Scan each line of the records for the word "Python" and extract the ones that have it.
## Start
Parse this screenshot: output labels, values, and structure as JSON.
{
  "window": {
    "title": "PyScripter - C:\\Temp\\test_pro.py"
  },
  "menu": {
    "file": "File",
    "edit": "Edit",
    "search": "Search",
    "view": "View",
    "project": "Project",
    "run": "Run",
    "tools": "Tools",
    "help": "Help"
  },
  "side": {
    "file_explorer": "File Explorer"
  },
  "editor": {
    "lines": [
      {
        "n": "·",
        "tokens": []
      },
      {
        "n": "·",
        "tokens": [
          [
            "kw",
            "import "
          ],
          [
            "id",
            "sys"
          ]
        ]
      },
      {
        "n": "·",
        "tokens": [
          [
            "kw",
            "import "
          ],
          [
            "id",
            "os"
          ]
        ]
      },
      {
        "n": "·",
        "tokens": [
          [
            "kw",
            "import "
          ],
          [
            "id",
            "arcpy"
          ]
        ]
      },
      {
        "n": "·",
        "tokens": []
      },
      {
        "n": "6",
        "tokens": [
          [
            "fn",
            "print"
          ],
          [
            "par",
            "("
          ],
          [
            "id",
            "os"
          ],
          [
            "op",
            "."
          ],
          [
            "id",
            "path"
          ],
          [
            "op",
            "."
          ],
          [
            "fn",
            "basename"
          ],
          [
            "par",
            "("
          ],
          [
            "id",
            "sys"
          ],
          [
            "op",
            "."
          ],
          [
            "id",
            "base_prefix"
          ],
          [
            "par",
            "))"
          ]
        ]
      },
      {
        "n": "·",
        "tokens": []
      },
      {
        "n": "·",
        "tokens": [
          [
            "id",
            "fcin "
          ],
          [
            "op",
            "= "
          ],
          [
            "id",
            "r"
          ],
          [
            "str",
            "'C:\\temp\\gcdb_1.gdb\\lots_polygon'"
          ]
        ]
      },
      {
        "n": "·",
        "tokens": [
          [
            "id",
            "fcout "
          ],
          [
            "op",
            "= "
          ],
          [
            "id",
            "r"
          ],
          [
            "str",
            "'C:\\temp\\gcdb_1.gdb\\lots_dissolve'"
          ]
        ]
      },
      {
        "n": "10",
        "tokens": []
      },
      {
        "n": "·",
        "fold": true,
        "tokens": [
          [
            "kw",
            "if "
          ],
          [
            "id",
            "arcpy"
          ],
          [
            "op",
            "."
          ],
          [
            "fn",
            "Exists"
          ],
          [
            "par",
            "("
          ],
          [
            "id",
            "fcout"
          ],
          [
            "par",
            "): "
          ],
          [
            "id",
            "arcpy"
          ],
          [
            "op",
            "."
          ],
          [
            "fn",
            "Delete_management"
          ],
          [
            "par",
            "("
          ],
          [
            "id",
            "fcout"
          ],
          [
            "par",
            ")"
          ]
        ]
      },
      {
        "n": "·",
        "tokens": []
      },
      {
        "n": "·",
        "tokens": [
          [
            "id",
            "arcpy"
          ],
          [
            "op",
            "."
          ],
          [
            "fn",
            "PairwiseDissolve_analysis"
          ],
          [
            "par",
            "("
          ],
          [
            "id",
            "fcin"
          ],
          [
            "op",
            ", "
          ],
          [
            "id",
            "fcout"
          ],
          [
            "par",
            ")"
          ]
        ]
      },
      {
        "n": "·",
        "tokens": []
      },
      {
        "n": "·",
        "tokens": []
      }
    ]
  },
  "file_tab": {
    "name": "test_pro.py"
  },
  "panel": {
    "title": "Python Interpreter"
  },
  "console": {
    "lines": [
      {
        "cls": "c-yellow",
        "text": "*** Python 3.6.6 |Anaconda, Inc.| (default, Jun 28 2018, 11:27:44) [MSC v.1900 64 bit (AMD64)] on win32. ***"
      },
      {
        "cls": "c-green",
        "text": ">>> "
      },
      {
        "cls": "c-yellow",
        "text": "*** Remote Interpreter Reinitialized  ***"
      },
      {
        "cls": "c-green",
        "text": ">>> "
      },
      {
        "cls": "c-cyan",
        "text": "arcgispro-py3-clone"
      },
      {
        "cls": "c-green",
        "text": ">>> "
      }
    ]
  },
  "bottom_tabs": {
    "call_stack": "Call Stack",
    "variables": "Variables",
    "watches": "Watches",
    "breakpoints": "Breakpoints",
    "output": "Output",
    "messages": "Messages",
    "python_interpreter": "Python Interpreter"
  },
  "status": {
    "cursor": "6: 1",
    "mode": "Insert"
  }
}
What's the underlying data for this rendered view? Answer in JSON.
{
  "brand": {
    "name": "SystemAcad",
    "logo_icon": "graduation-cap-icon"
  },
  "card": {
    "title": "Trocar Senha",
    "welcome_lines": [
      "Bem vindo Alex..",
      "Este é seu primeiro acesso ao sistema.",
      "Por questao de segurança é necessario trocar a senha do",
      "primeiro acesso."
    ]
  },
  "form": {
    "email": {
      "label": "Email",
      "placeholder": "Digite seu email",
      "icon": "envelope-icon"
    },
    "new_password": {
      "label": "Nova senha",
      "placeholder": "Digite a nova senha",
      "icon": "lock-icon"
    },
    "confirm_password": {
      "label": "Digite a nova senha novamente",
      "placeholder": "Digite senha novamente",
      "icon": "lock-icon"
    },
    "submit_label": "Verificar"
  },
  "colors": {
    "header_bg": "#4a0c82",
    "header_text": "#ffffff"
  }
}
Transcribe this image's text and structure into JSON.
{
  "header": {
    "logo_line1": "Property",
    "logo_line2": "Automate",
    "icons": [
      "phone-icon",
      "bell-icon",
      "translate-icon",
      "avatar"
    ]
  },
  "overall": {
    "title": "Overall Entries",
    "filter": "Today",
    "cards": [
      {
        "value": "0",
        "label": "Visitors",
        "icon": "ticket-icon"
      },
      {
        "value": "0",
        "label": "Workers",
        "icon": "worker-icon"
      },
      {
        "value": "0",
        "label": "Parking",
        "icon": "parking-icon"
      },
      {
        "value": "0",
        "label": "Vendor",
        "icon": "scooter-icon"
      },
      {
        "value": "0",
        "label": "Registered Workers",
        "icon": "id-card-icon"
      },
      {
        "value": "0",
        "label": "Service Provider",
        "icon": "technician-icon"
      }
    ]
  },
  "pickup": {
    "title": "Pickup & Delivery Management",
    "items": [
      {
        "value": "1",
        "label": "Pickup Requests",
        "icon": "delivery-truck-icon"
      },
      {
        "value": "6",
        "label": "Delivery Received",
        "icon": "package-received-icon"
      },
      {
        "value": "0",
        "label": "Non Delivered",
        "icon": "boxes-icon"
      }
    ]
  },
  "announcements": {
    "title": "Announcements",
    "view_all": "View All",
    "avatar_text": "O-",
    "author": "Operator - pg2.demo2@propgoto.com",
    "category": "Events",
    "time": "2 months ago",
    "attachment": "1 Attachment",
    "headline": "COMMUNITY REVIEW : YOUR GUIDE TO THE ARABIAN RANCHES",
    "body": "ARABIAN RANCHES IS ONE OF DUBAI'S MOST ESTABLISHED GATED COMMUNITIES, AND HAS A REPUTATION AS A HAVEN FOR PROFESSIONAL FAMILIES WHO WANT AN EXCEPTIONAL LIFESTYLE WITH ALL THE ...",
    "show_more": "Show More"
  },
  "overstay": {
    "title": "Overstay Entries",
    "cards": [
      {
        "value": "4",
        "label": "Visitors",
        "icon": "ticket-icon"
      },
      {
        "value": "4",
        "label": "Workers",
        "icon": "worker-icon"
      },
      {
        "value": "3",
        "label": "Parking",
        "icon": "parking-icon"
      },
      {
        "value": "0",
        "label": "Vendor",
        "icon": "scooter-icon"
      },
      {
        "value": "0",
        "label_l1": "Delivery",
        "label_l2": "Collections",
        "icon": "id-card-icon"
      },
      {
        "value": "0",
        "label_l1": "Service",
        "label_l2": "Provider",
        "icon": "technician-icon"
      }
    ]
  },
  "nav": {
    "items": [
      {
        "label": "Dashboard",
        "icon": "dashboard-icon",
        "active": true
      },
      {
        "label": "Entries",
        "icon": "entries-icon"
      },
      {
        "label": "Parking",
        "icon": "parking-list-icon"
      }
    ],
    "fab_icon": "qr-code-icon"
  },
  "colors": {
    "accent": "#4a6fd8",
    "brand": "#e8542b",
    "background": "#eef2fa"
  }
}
## End
Finished exercise:
    "title": "Python Interpreter"
        "text": "*** Python 3.6.6 |Anaconda, Inc.| (default, Jun 28 2018, 11:27:44) [MSC v.1900 64 bit (AMD64)] on win32. ***"
    "python_interpreter": "Python Interpreter"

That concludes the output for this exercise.